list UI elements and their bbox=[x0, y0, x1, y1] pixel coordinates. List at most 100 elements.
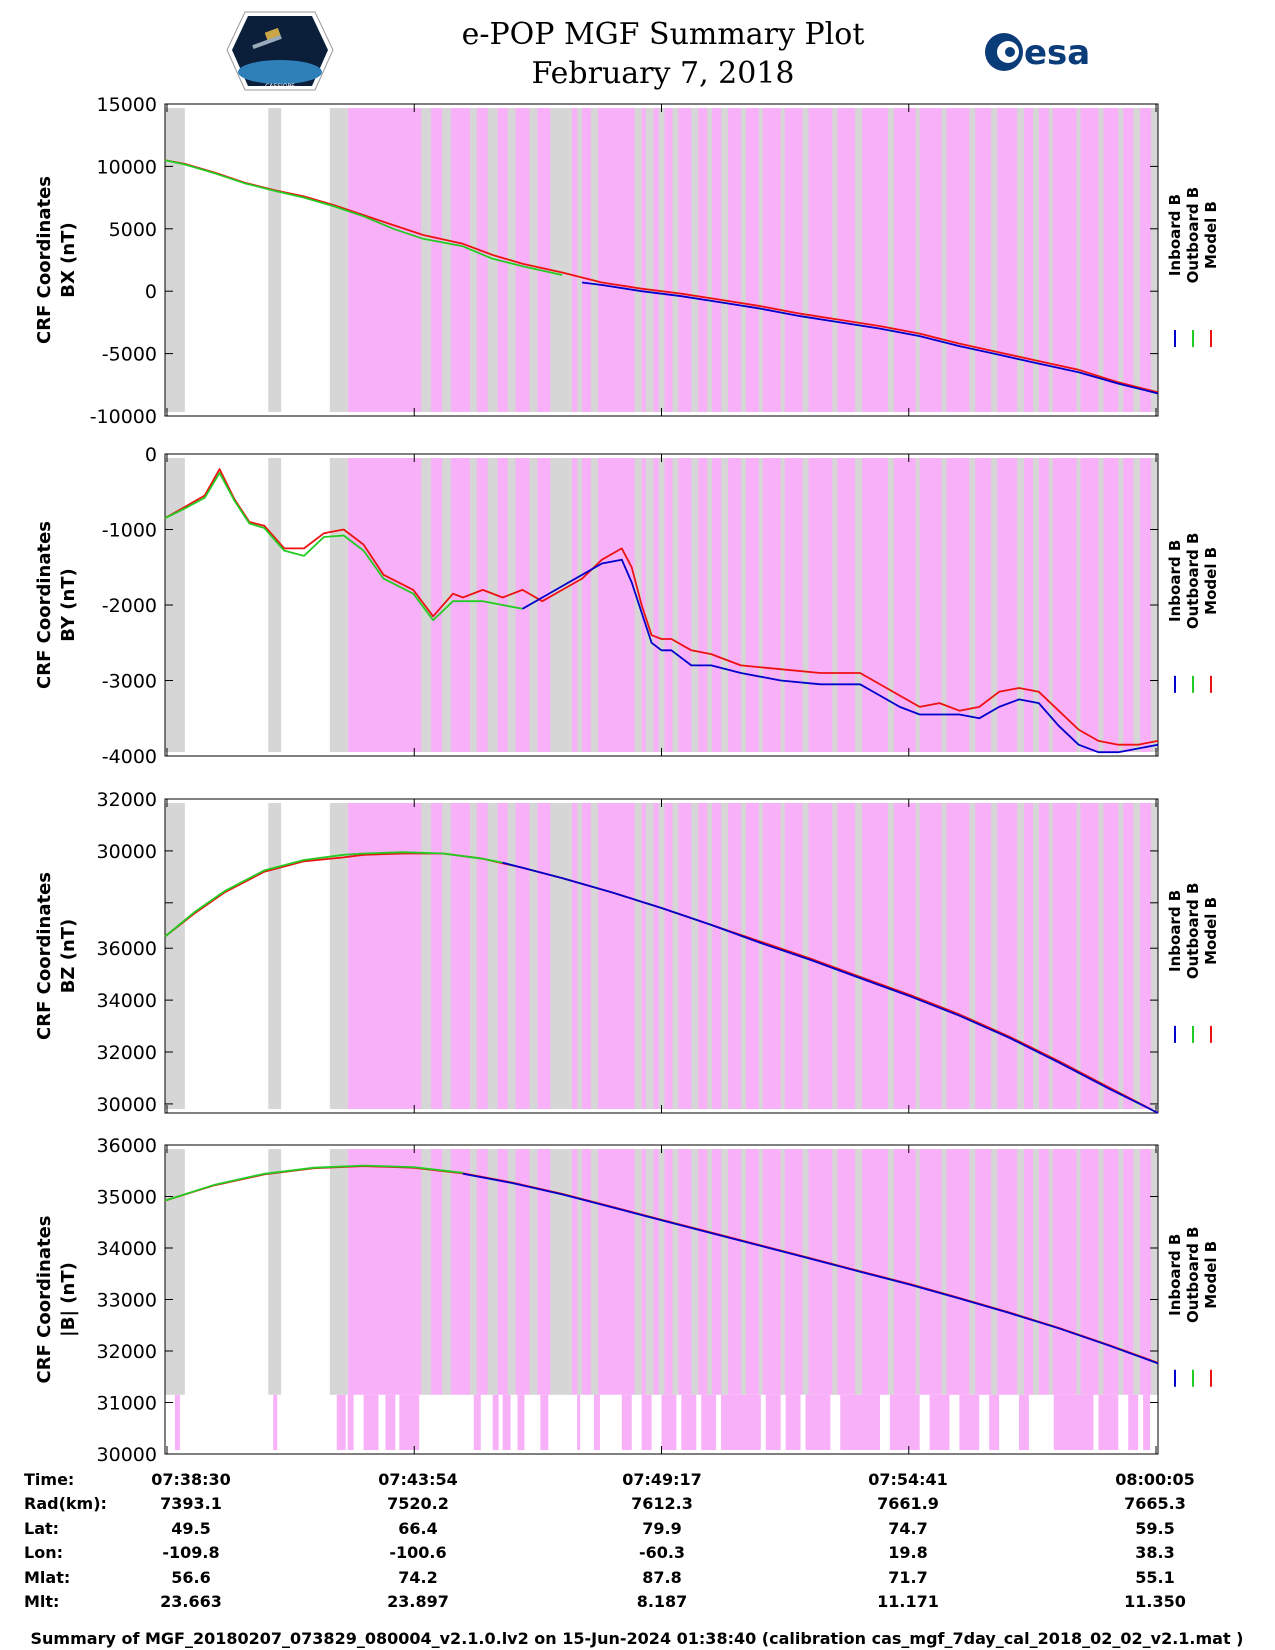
ephemeris-value: 23.897 bbox=[387, 1592, 449, 1611]
strip-band bbox=[889, 1394, 920, 1450]
strip-band bbox=[336, 1394, 346, 1450]
gap-band bbox=[740, 108, 746, 412]
ephemeris-value: 7393.1 bbox=[160, 1494, 222, 1513]
strip-band bbox=[1143, 1394, 1151, 1450]
gap-band bbox=[969, 108, 976, 412]
legend-label: Model B bbox=[1202, 1241, 1220, 1309]
strip-band bbox=[765, 1394, 781, 1450]
series-line-model-b bbox=[164, 468, 1159, 746]
gap-band bbox=[421, 1149, 432, 1450]
ephemeris-value: 07:38:30 bbox=[151, 1470, 231, 1489]
series-line-inboard-b bbox=[581, 281, 1159, 395]
gap-band bbox=[165, 108, 185, 412]
ephemeris-value: 07:49:17 bbox=[622, 1470, 702, 1489]
legend-label: Outboard B bbox=[1184, 187, 1202, 284]
strip-band bbox=[621, 1394, 632, 1450]
gap-band bbox=[887, 108, 894, 412]
gap-band bbox=[165, 803, 185, 1109]
gap-band bbox=[991, 108, 998, 412]
gap-band bbox=[1048, 108, 1053, 412]
strip-band bbox=[959, 1394, 980, 1450]
ephemeris-row-label: Time: bbox=[24, 1470, 74, 1489]
strip-band bbox=[681, 1394, 697, 1450]
gap-band bbox=[691, 1149, 699, 1450]
ephemeris-value: 7661.9 bbox=[877, 1494, 939, 1513]
gap-band bbox=[740, 1149, 746, 1450]
gap-band bbox=[1098, 108, 1104, 412]
strip-band bbox=[641, 1394, 652, 1450]
gap-band bbox=[268, 458, 282, 752]
gap-band bbox=[1076, 1149, 1081, 1450]
strip-band bbox=[1098, 1394, 1119, 1450]
gap-band bbox=[758, 108, 763, 412]
y-tick-label: 35000 bbox=[97, 1187, 157, 1209]
gap-band bbox=[832, 803, 838, 1109]
strip-band bbox=[593, 1394, 600, 1450]
strip-band bbox=[1053, 1394, 1094, 1450]
gap-band bbox=[442, 1149, 451, 1450]
gap-band bbox=[507, 458, 516, 752]
gap-band bbox=[969, 458, 976, 752]
ephemeris-value: 7520.2 bbox=[387, 1494, 449, 1513]
gap-band bbox=[941, 803, 947, 1109]
gap-band bbox=[268, 1149, 282, 1450]
gap-band bbox=[1016, 1149, 1024, 1450]
y-tick-label: 5000 bbox=[109, 219, 157, 241]
gap-band bbox=[329, 803, 348, 1109]
strip-band bbox=[1018, 1394, 1029, 1450]
y-tick-label: 30000 bbox=[97, 1094, 157, 1116]
strip-band bbox=[1128, 1394, 1139, 1450]
gap-band bbox=[329, 1149, 348, 1450]
gap-band bbox=[1076, 803, 1081, 1109]
gap-band bbox=[887, 458, 894, 752]
ephemeris-value: 7665.3 bbox=[1124, 1494, 1186, 1513]
y-tick-label: -4000 bbox=[102, 746, 157, 768]
series-line-outboard-b bbox=[164, 1164, 464, 1202]
gap-band bbox=[165, 458, 185, 752]
gap-band bbox=[634, 458, 642, 752]
ephemeris-value: 7612.3 bbox=[631, 1494, 693, 1513]
strip-band bbox=[785, 1394, 801, 1450]
y-tick-label: -3000 bbox=[102, 671, 157, 693]
series-line-outboard-b bbox=[164, 472, 523, 621]
gap-band bbox=[507, 803, 516, 1109]
ephemeris-value: -100.6 bbox=[389, 1543, 446, 1562]
strip-band bbox=[473, 1394, 481, 1450]
esa-logo-text: esa bbox=[1024, 33, 1090, 73]
gap-band bbox=[529, 458, 538, 752]
strip-band bbox=[363, 1394, 379, 1450]
strip-band bbox=[540, 1394, 549, 1450]
esa-logo: esa bbox=[985, 33, 1090, 73]
gap-band bbox=[969, 803, 976, 1109]
gap-band bbox=[645, 108, 654, 412]
y-tick-label: 15000 bbox=[97, 94, 157, 116]
gap-band bbox=[740, 458, 746, 752]
gap-band bbox=[740, 803, 746, 1109]
gap-band bbox=[915, 1149, 920, 1450]
ephemeris-row-label: Rad(km): bbox=[24, 1494, 107, 1513]
gap-band bbox=[991, 1149, 998, 1450]
gap-band bbox=[268, 108, 282, 412]
gap-band bbox=[469, 458, 477, 752]
ephemeris-value: 38.3 bbox=[1135, 1543, 1174, 1562]
gap-band bbox=[915, 458, 920, 752]
gap-band bbox=[1016, 803, 1024, 1109]
ephemeris-value: 59.5 bbox=[1135, 1519, 1174, 1538]
gap-band bbox=[529, 1149, 538, 1450]
y-tick-label: 30000 bbox=[97, 1444, 157, 1466]
gap-band bbox=[780, 1149, 785, 1450]
gap-band bbox=[802, 1149, 809, 1450]
gap-band bbox=[1048, 803, 1053, 1109]
ephemeris-row-label: Mlt: bbox=[24, 1592, 59, 1611]
gap-band bbox=[721, 803, 729, 1109]
ephemeris-value: -109.8 bbox=[162, 1543, 219, 1562]
gap-band bbox=[487, 458, 498, 752]
gap-band bbox=[855, 1149, 863, 1450]
strip-band bbox=[385, 1394, 396, 1450]
gap-band bbox=[991, 458, 998, 752]
y-tick-label: -10000 bbox=[90, 406, 157, 428]
y-axis-label: CRF Coordinates BX (nT) bbox=[34, 176, 79, 344]
ephemeris-value: 87.8 bbox=[642, 1568, 681, 1587]
gap-band bbox=[802, 458, 809, 752]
○ ○ ○ ○ ○ ○ ○
** What is expected **
Rewrite every line of the entries above, changing each "strip-band" to "strip-bar" and keeping everything else the same. Leave the pictures out.

** Right answer **
list UI elements and their bbox=[x0, y0, x1, y1] pixel coordinates. List at most 100 elements.
ephemeris-value: 23.897 bbox=[387, 1592, 449, 1611]
strip-bar bbox=[889, 1394, 920, 1450]
strip-bar bbox=[336, 1394, 346, 1450]
gap-band bbox=[740, 108, 746, 412]
ephemeris-value: 7393.1 bbox=[160, 1494, 222, 1513]
strip-bar bbox=[1143, 1394, 1151, 1450]
gap-band bbox=[969, 108, 976, 412]
legend-label: Model B bbox=[1202, 1241, 1220, 1309]
strip-bar bbox=[765, 1394, 781, 1450]
series-line-model-b bbox=[164, 468, 1159, 746]
gap-band bbox=[421, 1149, 432, 1450]
ephemeris-value: 07:38:30 bbox=[151, 1470, 231, 1489]
series-line-inboard-b bbox=[581, 281, 1159, 395]
gap-band bbox=[165, 108, 185, 412]
ephemeris-value: 07:49:17 bbox=[622, 1470, 702, 1489]
legend-label: Outboard B bbox=[1184, 187, 1202, 284]
strip-bar bbox=[621, 1394, 632, 1450]
gap-band bbox=[887, 108, 894, 412]
gap-band bbox=[165, 803, 185, 1109]
gap-band bbox=[991, 108, 998, 412]
gap-band bbox=[1048, 108, 1053, 412]
strip-bar bbox=[959, 1394, 980, 1450]
ephemeris-row-label: Time: bbox=[24, 1470, 74, 1489]
strip-bar bbox=[681, 1394, 697, 1450]
gap-band bbox=[691, 1149, 699, 1450]
ephemeris-value: 7661.9 bbox=[877, 1494, 939, 1513]
gap-band bbox=[740, 1149, 746, 1450]
gap-band bbox=[1098, 108, 1104, 412]
strip-bar bbox=[641, 1394, 652, 1450]
gap-band bbox=[268, 458, 282, 752]
gap-band bbox=[1076, 1149, 1081, 1450]
strip-bar bbox=[1098, 1394, 1119, 1450]
gap-band bbox=[758, 108, 763, 412]
y-tick-label: 35000 bbox=[97, 1187, 157, 1209]
gap-band bbox=[832, 803, 838, 1109]
strip-bar bbox=[593, 1394, 600, 1450]
strip-bar bbox=[1053, 1394, 1094, 1450]
gap-band bbox=[442, 1149, 451, 1450]
gap-band bbox=[507, 458, 516, 752]
gap-band bbox=[969, 458, 976, 752]
ephemeris-value: 7520.2 bbox=[387, 1494, 449, 1513]
gap-band bbox=[941, 803, 947, 1109]
gap-band bbox=[268, 1149, 282, 1450]
gap-band bbox=[1016, 1149, 1024, 1450]
y-tick-label: 5000 bbox=[109, 219, 157, 241]
gap-band bbox=[329, 803, 348, 1109]
strip-bar bbox=[1018, 1394, 1029, 1450]
y-tick-label: 30000 bbox=[97, 1094, 157, 1116]
strip-bar bbox=[1128, 1394, 1139, 1450]
gap-band bbox=[329, 1149, 348, 1450]
gap-band bbox=[1076, 803, 1081, 1109]
gap-band bbox=[887, 458, 894, 752]
ephemeris-value: 7665.3 bbox=[1124, 1494, 1186, 1513]
y-tick-label: -4000 bbox=[102, 746, 157, 768]
series-line-outboard-b bbox=[164, 1164, 464, 1202]
gap-band bbox=[165, 458, 185, 752]
gap-band bbox=[634, 458, 642, 752]
ephemeris-value: 7612.3 bbox=[631, 1494, 693, 1513]
strip-bar bbox=[785, 1394, 801, 1450]
y-tick-label: -3000 bbox=[102, 671, 157, 693]
series-line-outboard-b bbox=[164, 472, 523, 621]
gap-band bbox=[507, 803, 516, 1109]
ephemeris-value: -100.6 bbox=[389, 1543, 446, 1562]
strip-bar bbox=[473, 1394, 481, 1450]
esa-logo-text: esa bbox=[1024, 33, 1090, 73]
gap-band bbox=[529, 458, 538, 752]
strip-bar bbox=[363, 1394, 379, 1450]
strip-bar bbox=[540, 1394, 549, 1450]
esa-logo: esa bbox=[985, 33, 1090, 73]
gap-band bbox=[969, 803, 976, 1109]
gap-band bbox=[645, 108, 654, 412]
y-tick-label: 15000 bbox=[97, 94, 157, 116]
gap-band bbox=[740, 458, 746, 752]
gap-band bbox=[740, 803, 746, 1109]
gap-band bbox=[915, 1149, 920, 1450]
ephemeris-row-label: Rad(km): bbox=[24, 1494, 107, 1513]
gap-band bbox=[991, 1149, 998, 1450]
gap-band bbox=[268, 108, 282, 412]
gap-band bbox=[469, 458, 477, 752]
ephemeris-value: 38.3 bbox=[1135, 1543, 1174, 1562]
gap-band bbox=[915, 458, 920, 752]
gap-band bbox=[1016, 803, 1024, 1109]
ephemeris-value: 59.5 bbox=[1135, 1519, 1174, 1538]
gap-band bbox=[529, 1149, 538, 1450]
y-tick-label: 30000 bbox=[97, 1444, 157, 1466]
gap-band bbox=[780, 1149, 785, 1450]
gap-band bbox=[802, 1149, 809, 1450]
gap-band bbox=[1048, 803, 1053, 1109]
ephemeris-row-label: Mlt: bbox=[24, 1592, 59, 1611]
gap-band bbox=[721, 803, 729, 1109]
ephemeris-value: -109.8 bbox=[162, 1543, 219, 1562]
gap-band bbox=[487, 458, 498, 752]
gap-band bbox=[855, 1149, 863, 1450]
strip-bar bbox=[385, 1394, 396, 1450]
gap-band bbox=[991, 458, 998, 752]
y-tick-label: -10000 bbox=[90, 406, 157, 428]
y-axis-label: CRF Coordinates BX (nT) bbox=[34, 176, 79, 344]
ephemeris-value: 87.8 bbox=[642, 1568, 681, 1587]
gap-band bbox=[802, 458, 809, 752]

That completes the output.